*Written problem*
Output all the entries word for word. Omit the pictures.

begin Material provided

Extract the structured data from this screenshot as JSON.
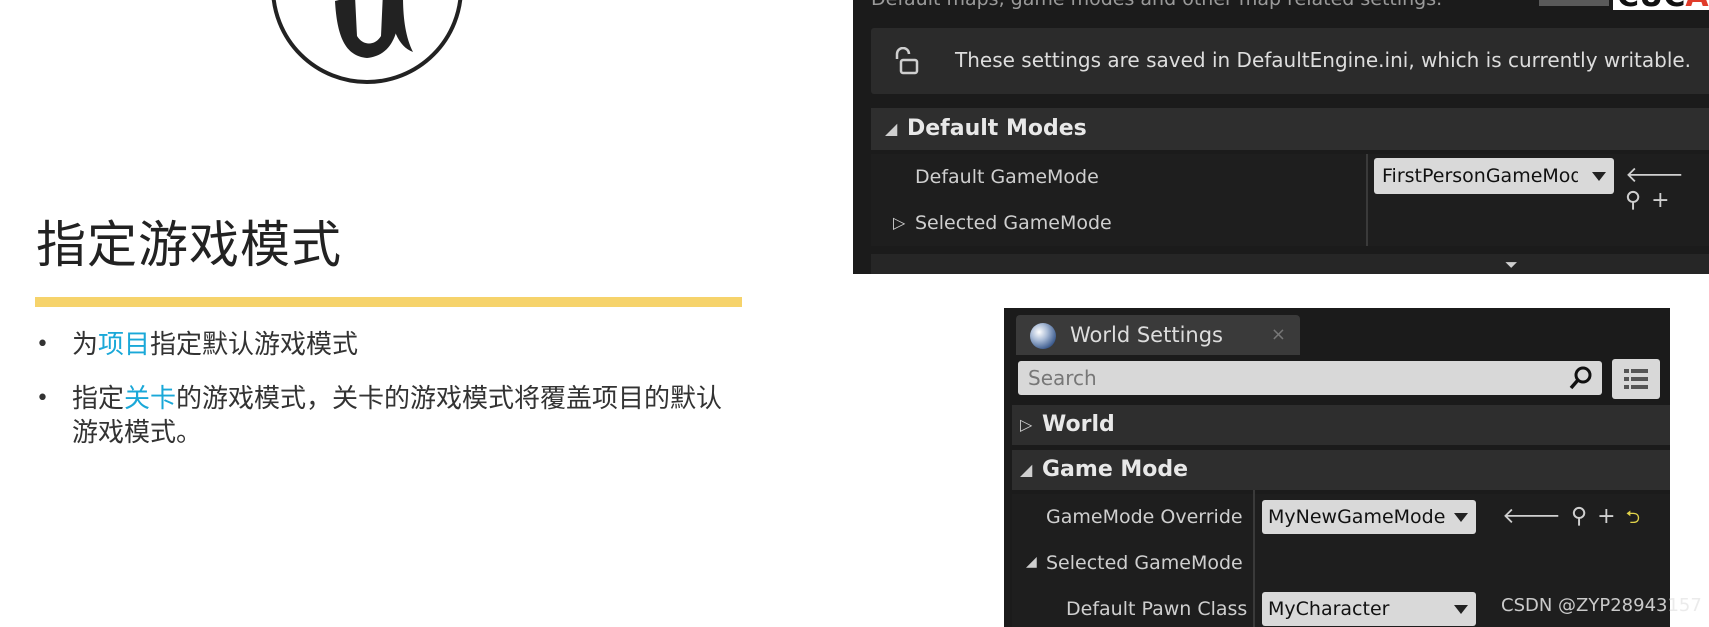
{
  "slide": {
    "title": "指定游戏模式",
    "bullets": [
      {
        "pre": "为",
        "highlight": "项目",
        "post": "指定默认游戏模式"
      },
      {
        "pre": "指定",
        "highlight": "关卡",
        "post": "的游戏模式，关卡的游戏模式将覆盖项目的默认游戏模式。"
      }
    ],
    "colors": {
      "accent_bar": "#f6d36b",
      "highlight": "#1aa8d8"
    }
  },
  "project_settings": {
    "description": "Default maps, game modes and other map related settings.",
    "logo_fragment": "CUC",
    "logo_fragment_red": "A",
    "notice": "These settings are saved in DefaultEngine.ini, which is currently writable.",
    "section_title": "Default Modes",
    "rows": {
      "default_gamemode_label": "Default GameMode",
      "default_gamemode_value": "FirstPersonGameMode",
      "selected_gamemode_label": "Selected GameMode"
    }
  },
  "world_settings": {
    "tab_title": "World Settings",
    "search_placeholder": "Search",
    "sections": {
      "world": "World",
      "game_mode": "Game Mode"
    },
    "rows": {
      "gamemode_override_label": "GameMode Override",
      "gamemode_override_value": "MyNewGameMode",
      "selected_gamemode_label": "Selected GameMode",
      "default_pawn_label": "Default Pawn Class",
      "default_pawn_value": "MyCharacter"
    }
  },
  "watermark": "CSDN @ZYP28943157"
}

end Material provided

*Correct result*
Extract the structured data from this screenshot as JSON.
{
  "slide": {
    "title": "指定游戏模式",
    "bullets": [
      {
        "pre": "为",
        "highlight": "项目",
        "post": "指定默认游戏模式"
      },
      {
        "pre": "指定",
        "highlight": "关卡",
        "post": "的游戏模式，关卡的游戏模式将覆盖项目的默认游戏模式。"
      }
    ],
    "colors": {
      "accent_bar": "#f6d36b",
      "highlight": "#1aa8d8"
    }
  },
  "project_settings": {
    "description": "Default maps, game modes and other map related settings.",
    "logo_fragment": "CUC",
    "logo_fragment_red": "A",
    "notice": "These settings are saved in DefaultEngine.ini, which is currently writable.",
    "section_title": "Default Modes",
    "rows": {
      "default_gamemode_label": "Default GameMode",
      "default_gamemode_value": "FirstPersonGameMode",
      "selected_gamemode_label": "Selected GameMode"
    }
  },
  "world_settings": {
    "tab_title": "World Settings",
    "search_placeholder": "Search",
    "sections": {
      "world": "World",
      "game_mode": "Game Mode"
    },
    "rows": {
      "gamemode_override_label": "GameMode Override",
      "gamemode_override_value": "MyNewGameMode",
      "selected_gamemode_label": "Selected GameMode",
      "default_pawn_label": "Default Pawn Class",
      "default_pawn_value": "MyCharacter"
    }
  },
  "watermark": "CSDN @ZYP28943157"
}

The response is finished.